- **WRITTEN EXERCISE**
Go through the entries below and copy each line containing the word "JSON".
··········
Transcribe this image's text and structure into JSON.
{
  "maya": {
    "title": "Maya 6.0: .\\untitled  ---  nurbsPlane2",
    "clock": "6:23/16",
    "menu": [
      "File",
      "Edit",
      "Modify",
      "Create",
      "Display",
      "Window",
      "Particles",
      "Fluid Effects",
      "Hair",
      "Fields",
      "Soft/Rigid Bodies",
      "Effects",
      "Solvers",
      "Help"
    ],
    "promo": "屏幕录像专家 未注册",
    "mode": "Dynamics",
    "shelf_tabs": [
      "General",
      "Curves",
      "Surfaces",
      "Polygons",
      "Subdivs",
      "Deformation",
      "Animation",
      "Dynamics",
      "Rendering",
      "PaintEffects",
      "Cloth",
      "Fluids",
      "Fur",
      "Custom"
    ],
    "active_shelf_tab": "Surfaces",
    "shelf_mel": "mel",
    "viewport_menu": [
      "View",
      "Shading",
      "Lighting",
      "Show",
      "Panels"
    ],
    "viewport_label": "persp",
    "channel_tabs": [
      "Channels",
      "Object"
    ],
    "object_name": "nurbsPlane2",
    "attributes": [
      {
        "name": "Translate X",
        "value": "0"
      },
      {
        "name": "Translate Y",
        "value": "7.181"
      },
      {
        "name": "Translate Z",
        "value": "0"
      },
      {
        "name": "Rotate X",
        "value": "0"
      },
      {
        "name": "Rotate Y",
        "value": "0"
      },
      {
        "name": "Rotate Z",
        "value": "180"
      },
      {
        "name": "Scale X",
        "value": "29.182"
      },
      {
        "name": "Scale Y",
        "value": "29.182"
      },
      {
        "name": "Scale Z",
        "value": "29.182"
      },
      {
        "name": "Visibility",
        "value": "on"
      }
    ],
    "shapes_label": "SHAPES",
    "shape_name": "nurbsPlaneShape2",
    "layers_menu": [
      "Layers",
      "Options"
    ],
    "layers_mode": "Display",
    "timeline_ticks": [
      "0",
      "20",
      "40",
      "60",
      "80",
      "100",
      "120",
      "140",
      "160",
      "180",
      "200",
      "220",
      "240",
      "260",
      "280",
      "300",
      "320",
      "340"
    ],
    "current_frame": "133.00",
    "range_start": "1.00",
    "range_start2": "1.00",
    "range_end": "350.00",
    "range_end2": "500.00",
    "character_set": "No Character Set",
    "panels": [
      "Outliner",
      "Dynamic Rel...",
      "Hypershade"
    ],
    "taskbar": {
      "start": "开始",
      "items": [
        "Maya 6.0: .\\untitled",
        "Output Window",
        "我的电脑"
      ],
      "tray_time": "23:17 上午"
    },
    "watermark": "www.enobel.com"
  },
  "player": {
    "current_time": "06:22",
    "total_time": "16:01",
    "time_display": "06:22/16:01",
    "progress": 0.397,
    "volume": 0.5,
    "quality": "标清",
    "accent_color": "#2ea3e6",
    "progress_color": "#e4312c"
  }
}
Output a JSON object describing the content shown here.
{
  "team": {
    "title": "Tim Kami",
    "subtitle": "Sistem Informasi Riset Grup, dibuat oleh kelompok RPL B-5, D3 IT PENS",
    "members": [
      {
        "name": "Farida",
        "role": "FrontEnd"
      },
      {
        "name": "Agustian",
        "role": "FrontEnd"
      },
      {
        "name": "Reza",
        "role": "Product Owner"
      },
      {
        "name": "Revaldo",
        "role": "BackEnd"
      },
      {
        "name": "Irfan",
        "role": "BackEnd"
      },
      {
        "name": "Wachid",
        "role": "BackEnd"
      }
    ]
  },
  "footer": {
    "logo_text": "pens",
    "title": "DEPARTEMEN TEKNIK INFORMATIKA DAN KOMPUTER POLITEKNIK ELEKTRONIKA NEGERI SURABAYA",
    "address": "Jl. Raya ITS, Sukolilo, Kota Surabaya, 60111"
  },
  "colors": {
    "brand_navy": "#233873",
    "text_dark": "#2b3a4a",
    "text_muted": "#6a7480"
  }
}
··········
- **RESPONSE**
Transcribe this image's text and structure into JSON.
Output a JSON object describing the content shown here.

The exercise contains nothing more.